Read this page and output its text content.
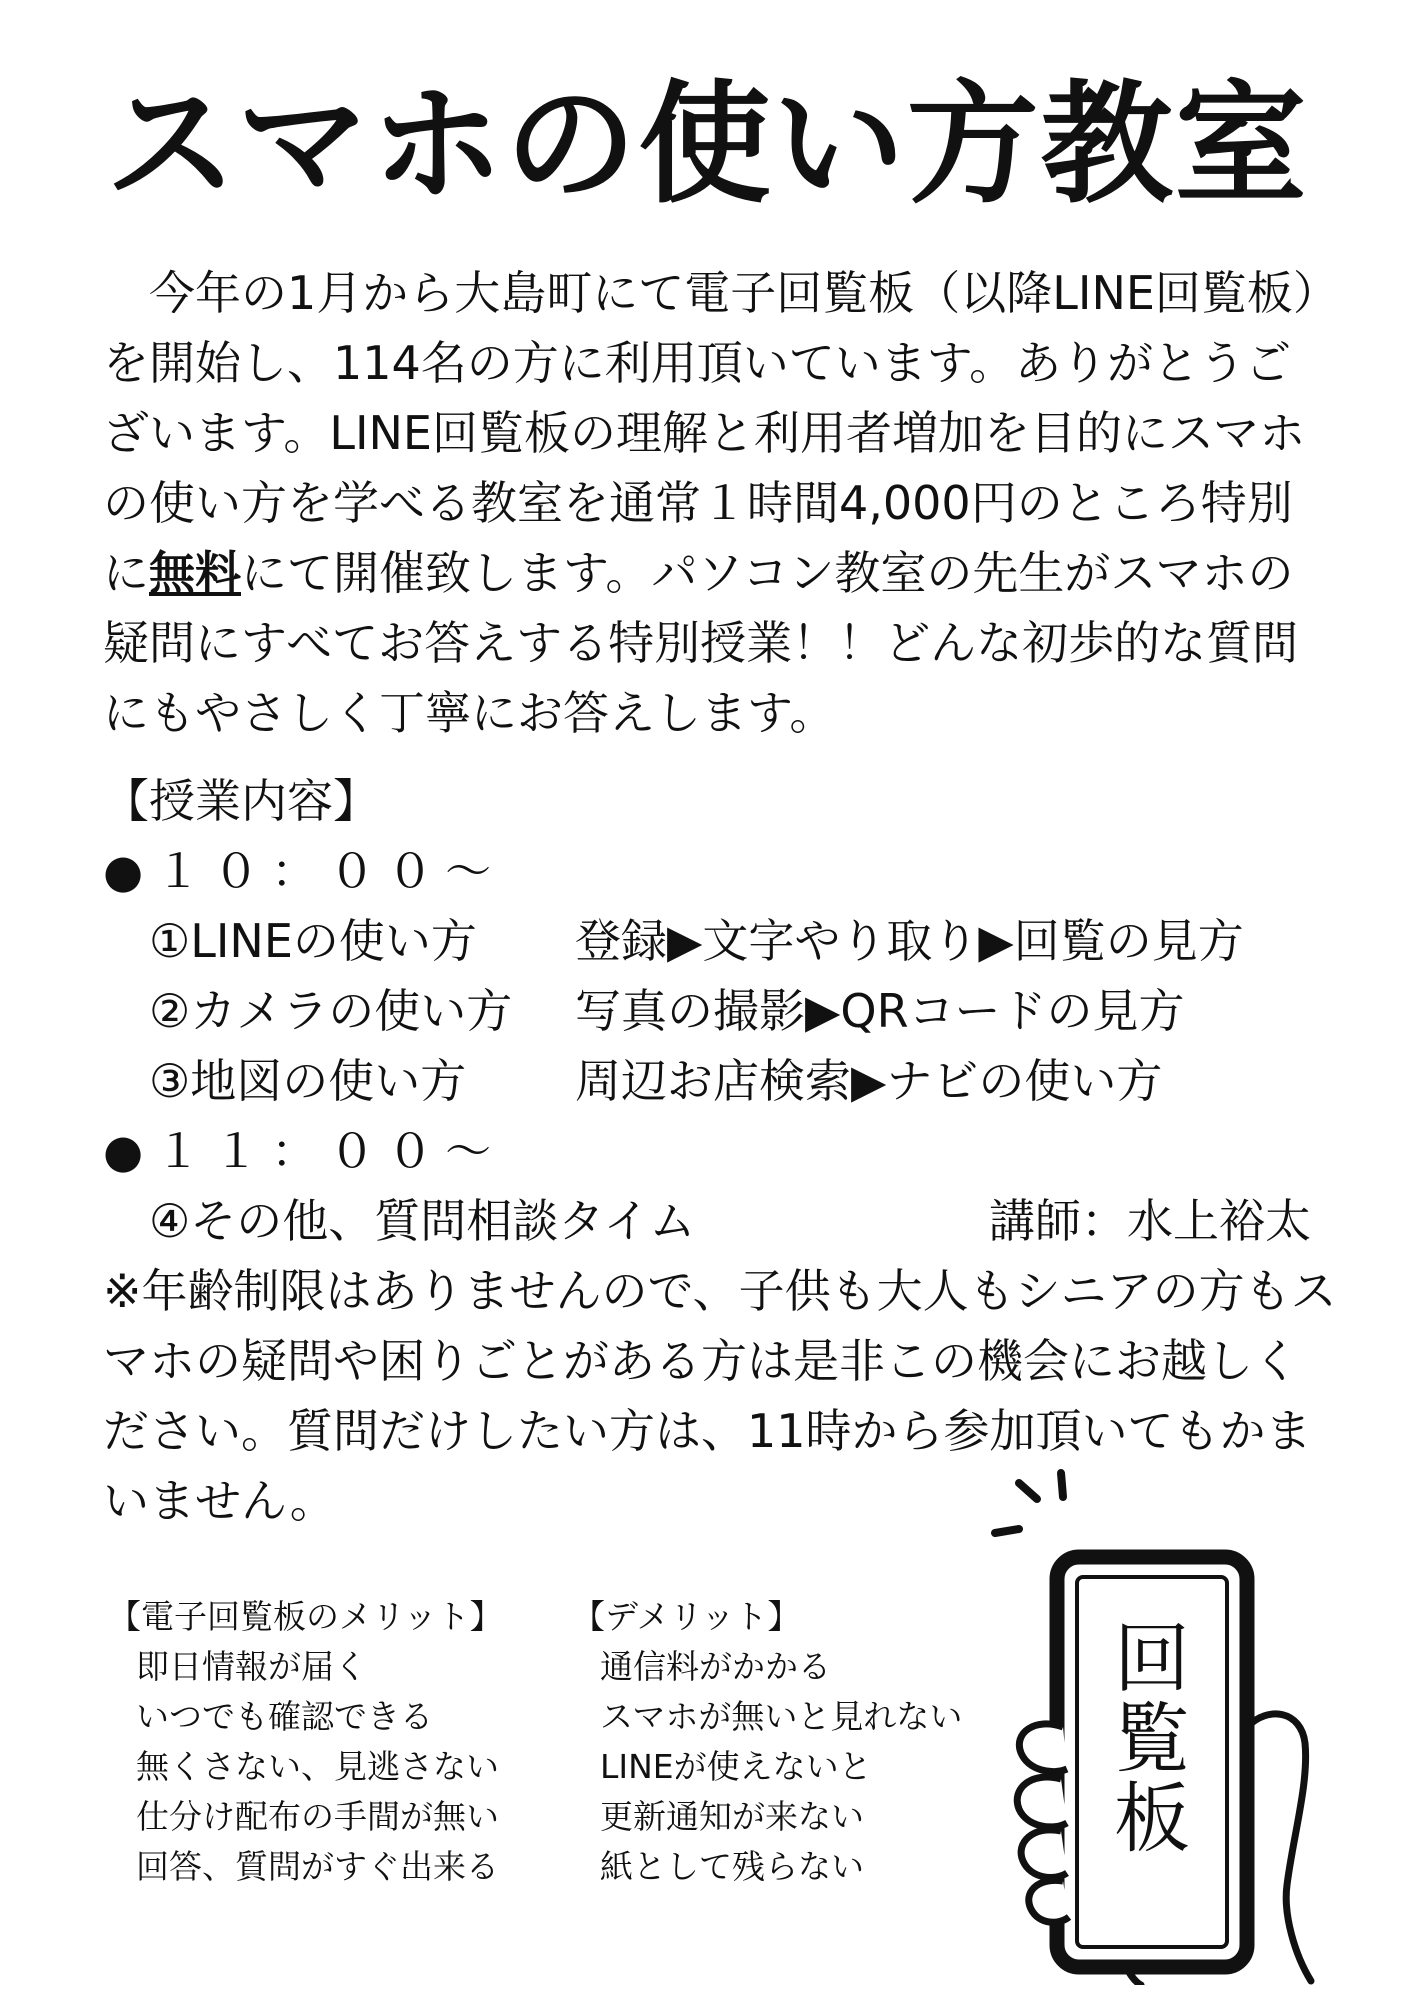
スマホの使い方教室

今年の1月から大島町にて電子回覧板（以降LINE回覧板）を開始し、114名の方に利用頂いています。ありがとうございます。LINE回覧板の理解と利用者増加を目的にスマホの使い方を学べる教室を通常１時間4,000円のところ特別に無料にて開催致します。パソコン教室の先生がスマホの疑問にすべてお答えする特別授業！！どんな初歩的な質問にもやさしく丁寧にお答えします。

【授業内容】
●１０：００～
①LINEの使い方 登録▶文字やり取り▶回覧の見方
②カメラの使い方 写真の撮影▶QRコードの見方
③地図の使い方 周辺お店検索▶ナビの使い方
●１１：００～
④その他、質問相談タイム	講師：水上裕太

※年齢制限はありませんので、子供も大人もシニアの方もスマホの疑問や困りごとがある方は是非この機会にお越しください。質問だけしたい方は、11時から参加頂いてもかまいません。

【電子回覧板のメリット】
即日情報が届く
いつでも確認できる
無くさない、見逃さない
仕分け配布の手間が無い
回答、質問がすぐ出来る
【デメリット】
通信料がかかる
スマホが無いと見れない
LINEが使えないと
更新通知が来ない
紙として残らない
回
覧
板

==*==

Problem
Copy the records above exactly. The pictures are not part of the copy.

Solution
Read this page and output its text content.
スマホの使い方教室

今年の1月から大島町にて電子回覧板（以降LINE回覧板）を開始し、114名の方に利用頂いています。ありがとうございます。LINE回覧板の理解と利用者増加を目的にスマホの使い方を学べる教室を通常１時間4,000円のところ特別に無料にて開催致します。パソコン教室の先生がスマホの疑問にすべてお答えする特別授業！！どんな初歩的な質問にもやさしく丁寧にお答えします。

【授業内容】
●１０：００～
①LINEの使い方 登録▶文字やり取り▶回覧の見方
②カメラの使い方 写真の撮影▶QRコードの見方
③地図の使い方 周辺お店検索▶ナビの使い方
●１１：００～
④その他、質問相談タイム	講師：水上裕太

※年齢制限はありませんので、子供も大人もシニアの方もスマホの疑問や困りごとがある方は是非この機会にお越しください。質問だけしたい方は、11時から参加頂いてもかまいません。

【電子回覧板のメリット】
即日情報が届く
いつでも確認できる
無くさない、見逃さない
仕分け配布の手間が無い
回答、質問がすぐ出来る
【デメリット】
通信料がかかる
スマホが無いと見れない
LINEが使えないと
更新通知が来ない
紙として残らない
回
覧
板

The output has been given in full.